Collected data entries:

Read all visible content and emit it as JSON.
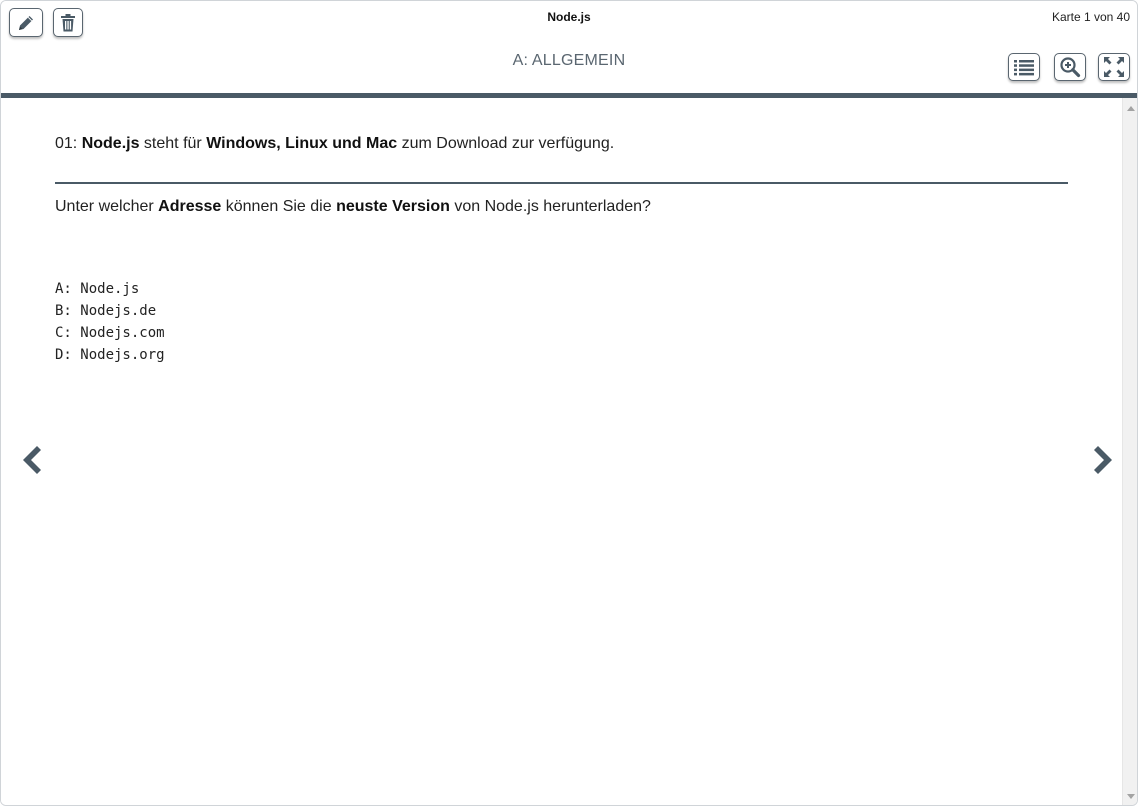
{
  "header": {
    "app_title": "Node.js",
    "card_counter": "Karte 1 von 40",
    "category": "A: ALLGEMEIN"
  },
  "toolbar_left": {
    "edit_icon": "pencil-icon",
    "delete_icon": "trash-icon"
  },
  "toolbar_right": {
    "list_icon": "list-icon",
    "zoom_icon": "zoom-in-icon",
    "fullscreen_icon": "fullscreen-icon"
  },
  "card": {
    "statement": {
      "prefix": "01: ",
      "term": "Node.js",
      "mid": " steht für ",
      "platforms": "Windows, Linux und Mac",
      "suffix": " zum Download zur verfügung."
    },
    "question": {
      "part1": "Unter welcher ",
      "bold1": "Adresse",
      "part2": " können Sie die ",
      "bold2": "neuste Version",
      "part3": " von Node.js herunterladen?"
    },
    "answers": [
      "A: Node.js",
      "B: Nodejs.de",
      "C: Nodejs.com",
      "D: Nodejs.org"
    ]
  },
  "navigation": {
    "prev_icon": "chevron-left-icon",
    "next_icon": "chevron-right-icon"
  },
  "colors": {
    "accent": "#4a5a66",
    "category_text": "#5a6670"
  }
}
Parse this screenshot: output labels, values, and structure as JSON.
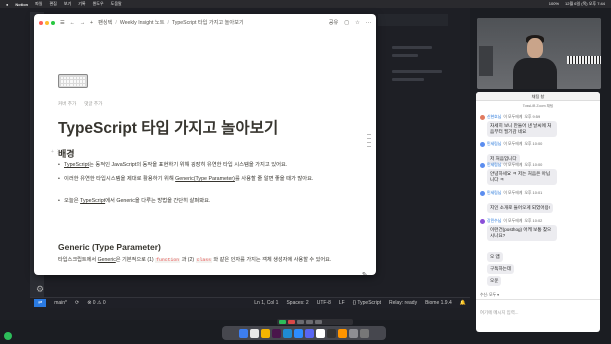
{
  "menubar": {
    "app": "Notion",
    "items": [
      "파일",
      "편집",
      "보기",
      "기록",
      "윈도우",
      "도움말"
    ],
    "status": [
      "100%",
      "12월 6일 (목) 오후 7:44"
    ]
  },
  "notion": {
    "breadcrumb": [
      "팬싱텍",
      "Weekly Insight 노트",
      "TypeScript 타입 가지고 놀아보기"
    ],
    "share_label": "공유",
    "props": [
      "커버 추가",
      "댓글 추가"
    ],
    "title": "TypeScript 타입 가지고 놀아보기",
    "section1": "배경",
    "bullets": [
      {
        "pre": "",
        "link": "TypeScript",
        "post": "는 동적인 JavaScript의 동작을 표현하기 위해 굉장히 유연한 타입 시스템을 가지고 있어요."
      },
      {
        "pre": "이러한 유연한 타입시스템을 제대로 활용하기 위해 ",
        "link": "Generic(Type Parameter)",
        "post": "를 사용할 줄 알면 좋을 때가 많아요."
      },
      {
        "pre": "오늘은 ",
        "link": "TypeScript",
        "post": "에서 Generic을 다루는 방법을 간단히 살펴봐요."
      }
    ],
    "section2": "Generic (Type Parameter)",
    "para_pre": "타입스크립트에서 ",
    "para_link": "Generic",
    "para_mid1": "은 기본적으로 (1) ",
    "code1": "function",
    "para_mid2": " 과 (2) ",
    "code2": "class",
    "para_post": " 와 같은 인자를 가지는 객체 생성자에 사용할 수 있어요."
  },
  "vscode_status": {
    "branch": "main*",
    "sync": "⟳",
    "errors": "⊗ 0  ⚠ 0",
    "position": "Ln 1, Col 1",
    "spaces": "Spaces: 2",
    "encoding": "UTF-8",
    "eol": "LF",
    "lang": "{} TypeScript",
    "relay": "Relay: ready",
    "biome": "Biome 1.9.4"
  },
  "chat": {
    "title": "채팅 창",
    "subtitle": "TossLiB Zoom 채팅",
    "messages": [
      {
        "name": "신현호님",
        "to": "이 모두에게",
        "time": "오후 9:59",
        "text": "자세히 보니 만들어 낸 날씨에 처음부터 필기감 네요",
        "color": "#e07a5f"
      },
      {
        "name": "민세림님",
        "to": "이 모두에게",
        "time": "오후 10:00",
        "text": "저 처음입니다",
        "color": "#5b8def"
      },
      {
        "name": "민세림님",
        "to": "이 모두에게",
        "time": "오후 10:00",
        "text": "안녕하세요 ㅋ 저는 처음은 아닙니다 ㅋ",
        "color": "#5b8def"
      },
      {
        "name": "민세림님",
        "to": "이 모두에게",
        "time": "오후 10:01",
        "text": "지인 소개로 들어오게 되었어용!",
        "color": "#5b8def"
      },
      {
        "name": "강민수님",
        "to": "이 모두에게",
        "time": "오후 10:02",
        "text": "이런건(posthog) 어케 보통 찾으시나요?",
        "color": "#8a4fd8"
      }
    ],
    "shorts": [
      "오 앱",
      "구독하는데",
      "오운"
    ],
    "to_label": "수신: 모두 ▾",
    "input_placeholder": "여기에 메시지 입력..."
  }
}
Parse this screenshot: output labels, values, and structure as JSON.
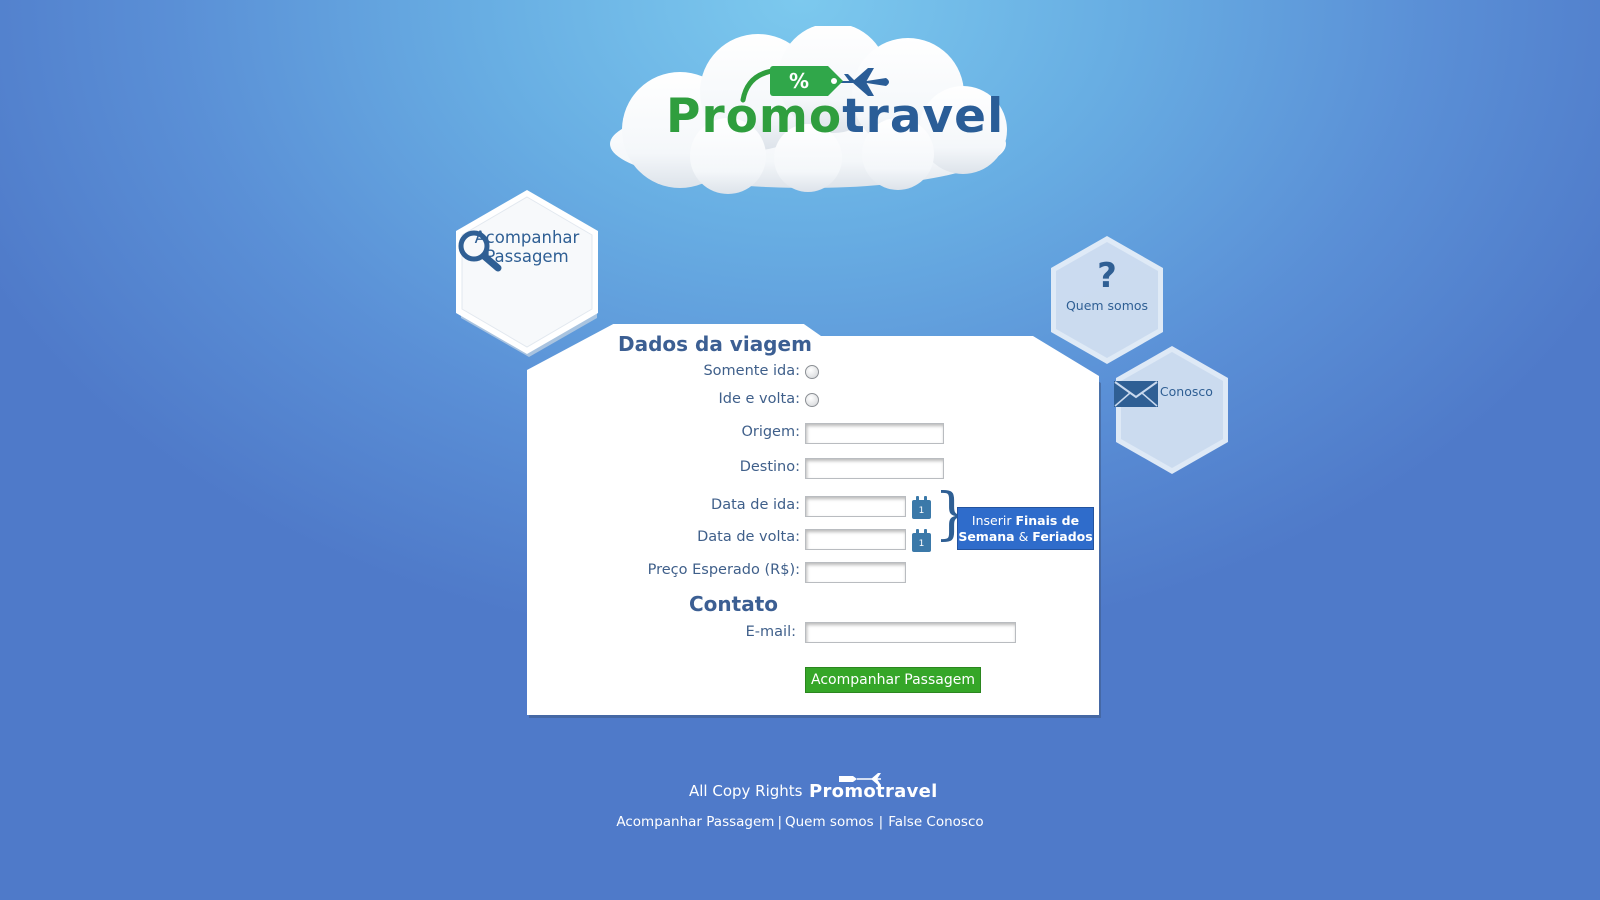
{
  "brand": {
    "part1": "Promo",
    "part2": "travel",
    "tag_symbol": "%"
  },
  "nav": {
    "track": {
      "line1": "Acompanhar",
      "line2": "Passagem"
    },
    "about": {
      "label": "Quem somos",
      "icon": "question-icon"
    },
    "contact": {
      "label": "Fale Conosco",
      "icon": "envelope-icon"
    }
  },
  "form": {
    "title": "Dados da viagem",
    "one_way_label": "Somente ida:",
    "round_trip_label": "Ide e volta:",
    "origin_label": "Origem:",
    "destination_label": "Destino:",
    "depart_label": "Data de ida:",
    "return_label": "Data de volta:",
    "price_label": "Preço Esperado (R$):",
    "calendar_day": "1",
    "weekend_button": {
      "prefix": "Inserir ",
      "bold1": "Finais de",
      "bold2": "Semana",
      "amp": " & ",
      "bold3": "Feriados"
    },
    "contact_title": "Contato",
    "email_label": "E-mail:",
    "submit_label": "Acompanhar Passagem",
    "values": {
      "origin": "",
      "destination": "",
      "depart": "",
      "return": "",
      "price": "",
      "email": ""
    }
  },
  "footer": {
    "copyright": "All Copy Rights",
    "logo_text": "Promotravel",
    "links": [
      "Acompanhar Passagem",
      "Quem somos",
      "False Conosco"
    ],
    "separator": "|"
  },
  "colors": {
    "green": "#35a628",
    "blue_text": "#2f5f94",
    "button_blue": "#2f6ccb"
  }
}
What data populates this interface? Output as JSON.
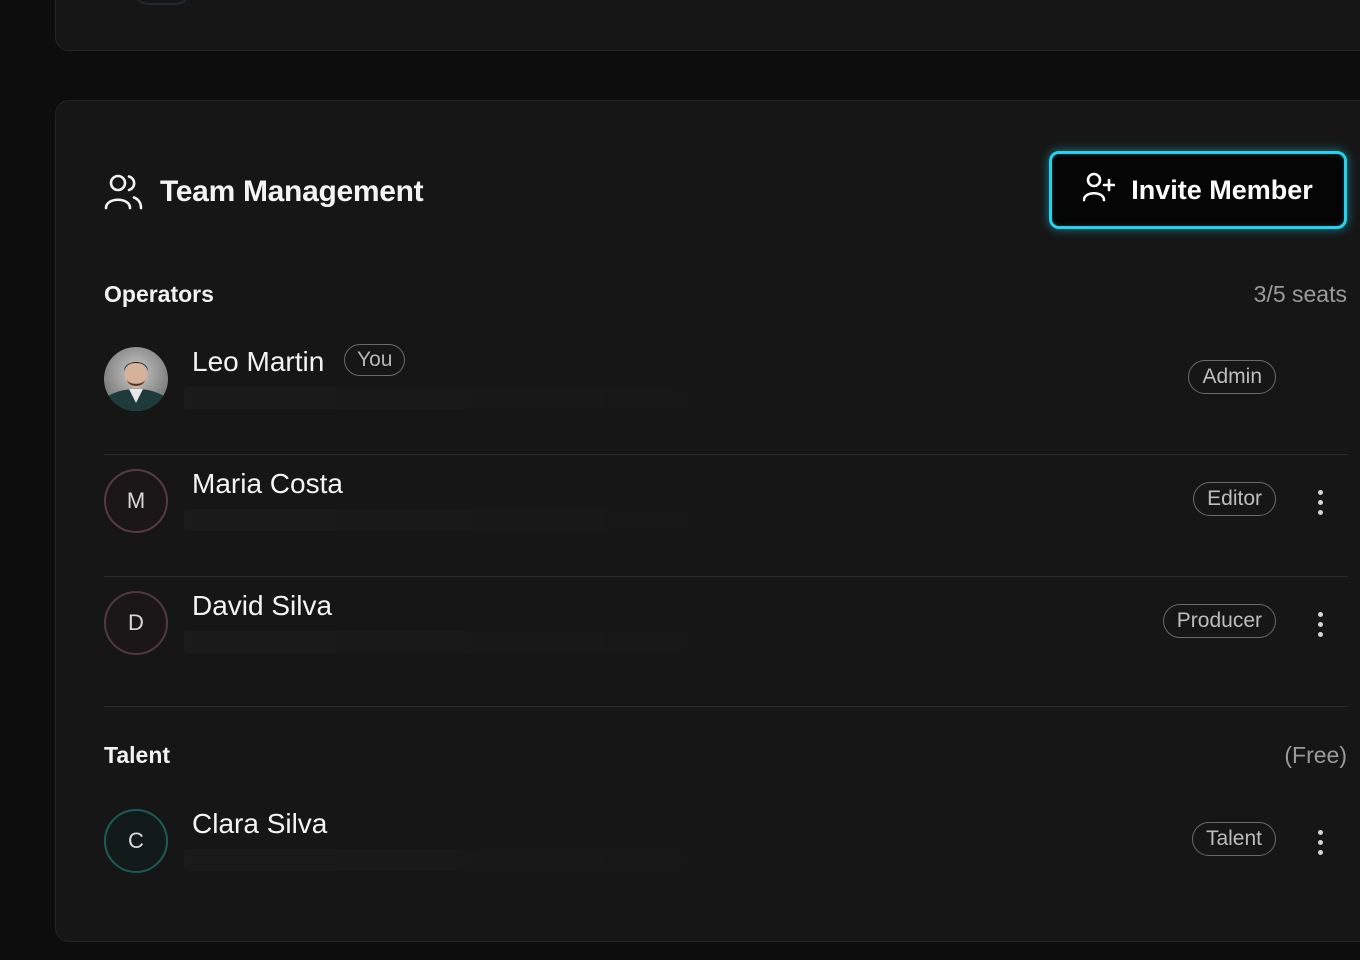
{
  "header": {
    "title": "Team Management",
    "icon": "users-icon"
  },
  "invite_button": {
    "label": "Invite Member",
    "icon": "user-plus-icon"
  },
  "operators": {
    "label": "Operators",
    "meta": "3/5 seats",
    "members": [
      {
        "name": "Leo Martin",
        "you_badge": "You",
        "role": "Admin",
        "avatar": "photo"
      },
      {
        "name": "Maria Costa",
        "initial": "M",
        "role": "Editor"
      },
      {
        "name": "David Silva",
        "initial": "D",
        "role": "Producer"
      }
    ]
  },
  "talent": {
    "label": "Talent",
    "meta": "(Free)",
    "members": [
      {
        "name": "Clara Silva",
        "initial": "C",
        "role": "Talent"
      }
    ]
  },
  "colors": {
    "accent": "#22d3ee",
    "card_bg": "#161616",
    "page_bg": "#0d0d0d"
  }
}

Directions for this task: From the material above, write out exactly the lines from the line with "What data populates" through the closing line, inclusive, and no pictures.

Exercise result:
What data populates this interface? Output as JSON.
{
  "header": {
    "title": "Team Management",
    "icon": "users-icon"
  },
  "invite_button": {
    "label": "Invite Member",
    "icon": "user-plus-icon"
  },
  "operators": {
    "label": "Operators",
    "meta": "3/5 seats",
    "members": [
      {
        "name": "Leo Martin",
        "you_badge": "You",
        "role": "Admin",
        "avatar": "photo"
      },
      {
        "name": "Maria Costa",
        "initial": "M",
        "role": "Editor"
      },
      {
        "name": "David Silva",
        "initial": "D",
        "role": "Producer"
      }
    ]
  },
  "talent": {
    "label": "Talent",
    "meta": "(Free)",
    "members": [
      {
        "name": "Clara Silva",
        "initial": "C",
        "role": "Talent"
      }
    ]
  },
  "colors": {
    "accent": "#22d3ee",
    "card_bg": "#161616",
    "page_bg": "#0d0d0d"
  }
}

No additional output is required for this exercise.